■ **DO THIS**
Output every entry exactly as written, skipping any pictures.

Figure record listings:

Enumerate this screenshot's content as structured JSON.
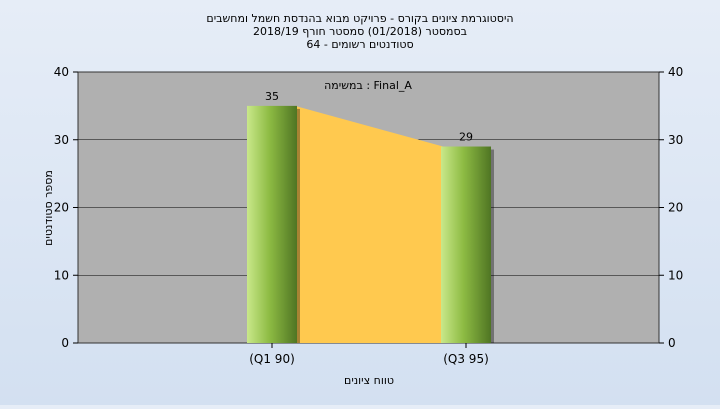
{
  "chart_data": {
    "type": "bar",
    "title_lines": [
      "היסטוגרמת ציונים בקורס - פרויקט מבוא בהנדסת חשמל ומחשבים",
      "בסמסטר  (01/2018)  סמסטר חורף  2018/19",
      "סטודנטים רשומים - 64"
    ],
    "annotation": "במשימה : Final_A",
    "xlabel": "טווח ציונים",
    "ylabel": "מספר סטודנטים",
    "categories": [
      "(Q1 90)",
      "(Q3 95)"
    ],
    "values": [
      35,
      29
    ],
    "data_labels": [
      "35",
      "29"
    ],
    "ylim": [
      0,
      40
    ],
    "yticks": [
      0,
      10,
      20,
      30,
      40
    ],
    "grid": true,
    "colors": {
      "plot_bg": "#b0b0b0",
      "area_fill": "#ffc94f",
      "bar_light": "#c9e88a",
      "bar_mid": "#8dbb43",
      "bar_dark": "#4f7523",
      "grid": "#000000"
    }
  }
}
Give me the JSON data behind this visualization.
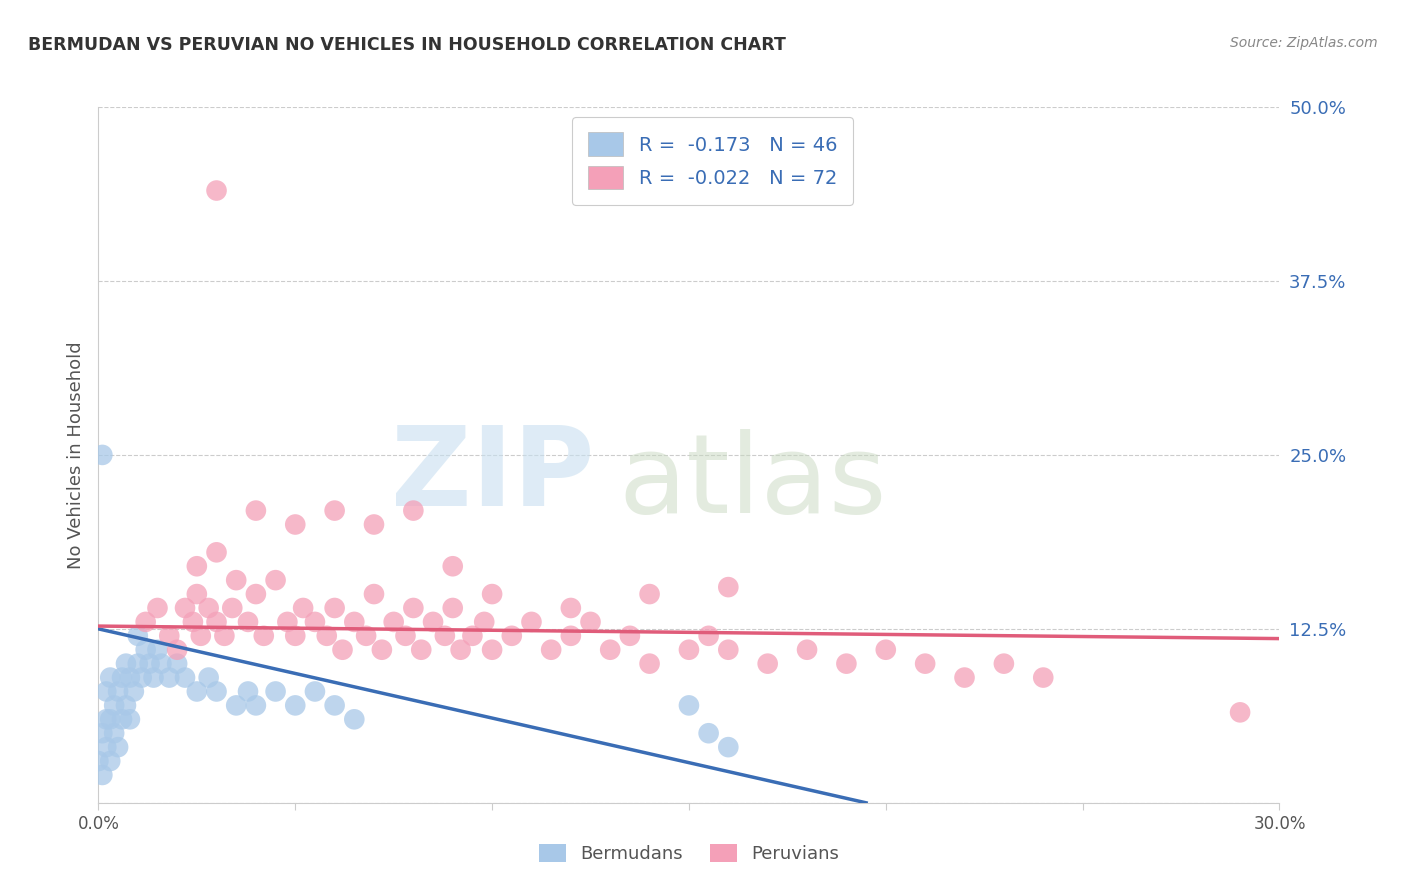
{
  "title": "BERMUDAN VS PERUVIAN NO VEHICLES IN HOUSEHOLD CORRELATION CHART",
  "source": "Source: ZipAtlas.com",
  "ylabel": "No Vehicles in Household",
  "xlim": [
    0.0,
    0.3
  ],
  "ylim": [
    0.0,
    0.5
  ],
  "bermudan_color": "#a8c8e8",
  "peruvian_color": "#f4a0b8",
  "bermudan_line_color": "#3a6db5",
  "peruvian_line_color": "#e05c7a",
  "legend_text_color": "#3a6db5",
  "bermudan_R": -0.173,
  "bermudan_N": 46,
  "peruvian_R": -0.022,
  "peruvian_N": 72,
  "grid_color": "#cccccc",
  "background_color": "#ffffff",
  "bermudan_x": [
    0.0,
    0.001,
    0.001,
    0.002,
    0.002,
    0.002,
    0.003,
    0.003,
    0.003,
    0.004,
    0.004,
    0.005,
    0.005,
    0.006,
    0.006,
    0.007,
    0.007,
    0.008,
    0.008,
    0.009,
    0.01,
    0.01,
    0.011,
    0.012,
    0.013,
    0.014,
    0.015,
    0.016,
    0.018,
    0.02,
    0.022,
    0.025,
    0.028,
    0.03,
    0.035,
    0.038,
    0.04,
    0.045,
    0.05,
    0.055,
    0.06,
    0.065,
    0.001,
    0.15,
    0.155,
    0.16
  ],
  "bermudan_y": [
    0.03,
    0.02,
    0.05,
    0.04,
    0.06,
    0.08,
    0.03,
    0.06,
    0.09,
    0.05,
    0.07,
    0.04,
    0.08,
    0.06,
    0.09,
    0.07,
    0.1,
    0.06,
    0.09,
    0.08,
    0.1,
    0.12,
    0.09,
    0.11,
    0.1,
    0.09,
    0.11,
    0.1,
    0.09,
    0.1,
    0.09,
    0.08,
    0.09,
    0.08,
    0.07,
    0.08,
    0.07,
    0.08,
    0.07,
    0.08,
    0.07,
    0.06,
    0.25,
    0.07,
    0.05,
    0.04
  ],
  "peruvian_x": [
    0.012,
    0.015,
    0.018,
    0.02,
    0.022,
    0.024,
    0.025,
    0.026,
    0.028,
    0.03,
    0.032,
    0.034,
    0.035,
    0.038,
    0.04,
    0.042,
    0.045,
    0.048,
    0.05,
    0.052,
    0.055,
    0.058,
    0.06,
    0.062,
    0.065,
    0.068,
    0.07,
    0.072,
    0.075,
    0.078,
    0.08,
    0.082,
    0.085,
    0.088,
    0.09,
    0.092,
    0.095,
    0.098,
    0.1,
    0.105,
    0.11,
    0.115,
    0.12,
    0.125,
    0.13,
    0.135,
    0.14,
    0.15,
    0.155,
    0.16,
    0.17,
    0.18,
    0.19,
    0.2,
    0.21,
    0.22,
    0.23,
    0.24,
    0.025,
    0.03,
    0.04,
    0.05,
    0.06,
    0.07,
    0.08,
    0.09,
    0.1,
    0.12,
    0.14,
    0.16,
    0.29,
    0.03
  ],
  "peruvian_y": [
    0.13,
    0.14,
    0.12,
    0.11,
    0.14,
    0.13,
    0.15,
    0.12,
    0.14,
    0.13,
    0.12,
    0.14,
    0.16,
    0.13,
    0.15,
    0.12,
    0.16,
    0.13,
    0.12,
    0.14,
    0.13,
    0.12,
    0.14,
    0.11,
    0.13,
    0.12,
    0.15,
    0.11,
    0.13,
    0.12,
    0.14,
    0.11,
    0.13,
    0.12,
    0.14,
    0.11,
    0.12,
    0.13,
    0.11,
    0.12,
    0.13,
    0.11,
    0.12,
    0.13,
    0.11,
    0.12,
    0.1,
    0.11,
    0.12,
    0.11,
    0.1,
    0.11,
    0.1,
    0.11,
    0.1,
    0.09,
    0.1,
    0.09,
    0.17,
    0.18,
    0.21,
    0.2,
    0.21,
    0.2,
    0.21,
    0.17,
    0.15,
    0.14,
    0.15,
    0.155,
    0.065,
    0.44
  ],
  "berm_line_x0": 0.0,
  "berm_line_y0": 0.125,
  "berm_line_x1": 0.195,
  "berm_line_y1": 0.0,
  "peru_line_x0": 0.0,
  "peru_line_y0": 0.127,
  "peru_line_x1": 0.3,
  "peru_line_y1": 0.118
}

■ **EXERCISE SOLUTION**
Enumerate this screenshot's content as structured JSON.
{
  "chart_data": {
    "type": "bar",
    "title_lines": [
      "היסטוגרמת ציונים בקורס - פרויקט מבוא בהנדסת חשמל ומחשבים",
      "בסמסטר  (01/2018)  סמסטר חורף  2018/19",
      "סטודנטים רשומים - 64"
    ],
    "annotation": "במשימה : Final_A",
    "xlabel": "טווח ציונים",
    "ylabel": "מספר סטודנטים",
    "categories": [
      "(Q1 90)",
      "(Q3 95)"
    ],
    "values": [
      35,
      29
    ],
    "data_labels": [
      "35",
      "29"
    ],
    "ylim": [
      0,
      40
    ],
    "yticks": [
      0,
      10,
      20,
      30,
      40
    ],
    "grid": true,
    "colors": {
      "plot_bg": "#b0b0b0",
      "area_fill": "#ffc94f",
      "bar_light": "#c9e88a",
      "bar_mid": "#8dbb43",
      "bar_dark": "#4f7523",
      "grid": "#000000"
    }
  }
}
Give me the JSON data behind this visualization.
{
  "title": "BERMUDAN VS PERUVIAN NO VEHICLES IN HOUSEHOLD CORRELATION CHART",
  "source": "Source: ZipAtlas.com",
  "ylabel": "No Vehicles in Household",
  "xlim": [
    0.0,
    0.3
  ],
  "ylim": [
    0.0,
    0.5
  ],
  "bermudan_color": "#a8c8e8",
  "peruvian_color": "#f4a0b8",
  "bermudan_line_color": "#3a6db5",
  "peruvian_line_color": "#e05c7a",
  "legend_text_color": "#3a6db5",
  "bermudan_R": -0.173,
  "bermudan_N": 46,
  "peruvian_R": -0.022,
  "peruvian_N": 72,
  "grid_color": "#cccccc",
  "background_color": "#ffffff",
  "bermudan_x": [
    0.0,
    0.001,
    0.001,
    0.002,
    0.002,
    0.002,
    0.003,
    0.003,
    0.003,
    0.004,
    0.004,
    0.005,
    0.005,
    0.006,
    0.006,
    0.007,
    0.007,
    0.008,
    0.008,
    0.009,
    0.01,
    0.01,
    0.011,
    0.012,
    0.013,
    0.014,
    0.015,
    0.016,
    0.018,
    0.02,
    0.022,
    0.025,
    0.028,
    0.03,
    0.035,
    0.038,
    0.04,
    0.045,
    0.05,
    0.055,
    0.06,
    0.065,
    0.001,
    0.15,
    0.155,
    0.16
  ],
  "bermudan_y": [
    0.03,
    0.02,
    0.05,
    0.04,
    0.06,
    0.08,
    0.03,
    0.06,
    0.09,
    0.05,
    0.07,
    0.04,
    0.08,
    0.06,
    0.09,
    0.07,
    0.1,
    0.06,
    0.09,
    0.08,
    0.1,
    0.12,
    0.09,
    0.11,
    0.1,
    0.09,
    0.11,
    0.1,
    0.09,
    0.1,
    0.09,
    0.08,
    0.09,
    0.08,
    0.07,
    0.08,
    0.07,
    0.08,
    0.07,
    0.08,
    0.07,
    0.06,
    0.25,
    0.07,
    0.05,
    0.04
  ],
  "peruvian_x": [
    0.012,
    0.015,
    0.018,
    0.02,
    0.022,
    0.024,
    0.025,
    0.026,
    0.028,
    0.03,
    0.032,
    0.034,
    0.035,
    0.038,
    0.04,
    0.042,
    0.045,
    0.048,
    0.05,
    0.052,
    0.055,
    0.058,
    0.06,
    0.062,
    0.065,
    0.068,
    0.07,
    0.072,
    0.075,
    0.078,
    0.08,
    0.082,
    0.085,
    0.088,
    0.09,
    0.092,
    0.095,
    0.098,
    0.1,
    0.105,
    0.11,
    0.115,
    0.12,
    0.125,
    0.13,
    0.135,
    0.14,
    0.15,
    0.155,
    0.16,
    0.17,
    0.18,
    0.19,
    0.2,
    0.21,
    0.22,
    0.23,
    0.24,
    0.025,
    0.03,
    0.04,
    0.05,
    0.06,
    0.07,
    0.08,
    0.09,
    0.1,
    0.12,
    0.14,
    0.16,
    0.29,
    0.03
  ],
  "peruvian_y": [
    0.13,
    0.14,
    0.12,
    0.11,
    0.14,
    0.13,
    0.15,
    0.12,
    0.14,
    0.13,
    0.12,
    0.14,
    0.16,
    0.13,
    0.15,
    0.12,
    0.16,
    0.13,
    0.12,
    0.14,
    0.13,
    0.12,
    0.14,
    0.11,
    0.13,
    0.12,
    0.15,
    0.11,
    0.13,
    0.12,
    0.14,
    0.11,
    0.13,
    0.12,
    0.14,
    0.11,
    0.12,
    0.13,
    0.11,
    0.12,
    0.13,
    0.11,
    0.12,
    0.13,
    0.11,
    0.12,
    0.1,
    0.11,
    0.12,
    0.11,
    0.1,
    0.11,
    0.1,
    0.11,
    0.1,
    0.09,
    0.1,
    0.09,
    0.17,
    0.18,
    0.21,
    0.2,
    0.21,
    0.2,
    0.21,
    0.17,
    0.15,
    0.14,
    0.15,
    0.155,
    0.065,
    0.44
  ],
  "berm_line_x0": 0.0,
  "berm_line_y0": 0.125,
  "berm_line_x1": 0.195,
  "berm_line_y1": 0.0,
  "peru_line_x0": 0.0,
  "peru_line_y0": 0.127,
  "peru_line_x1": 0.3,
  "peru_line_y1": 0.118
}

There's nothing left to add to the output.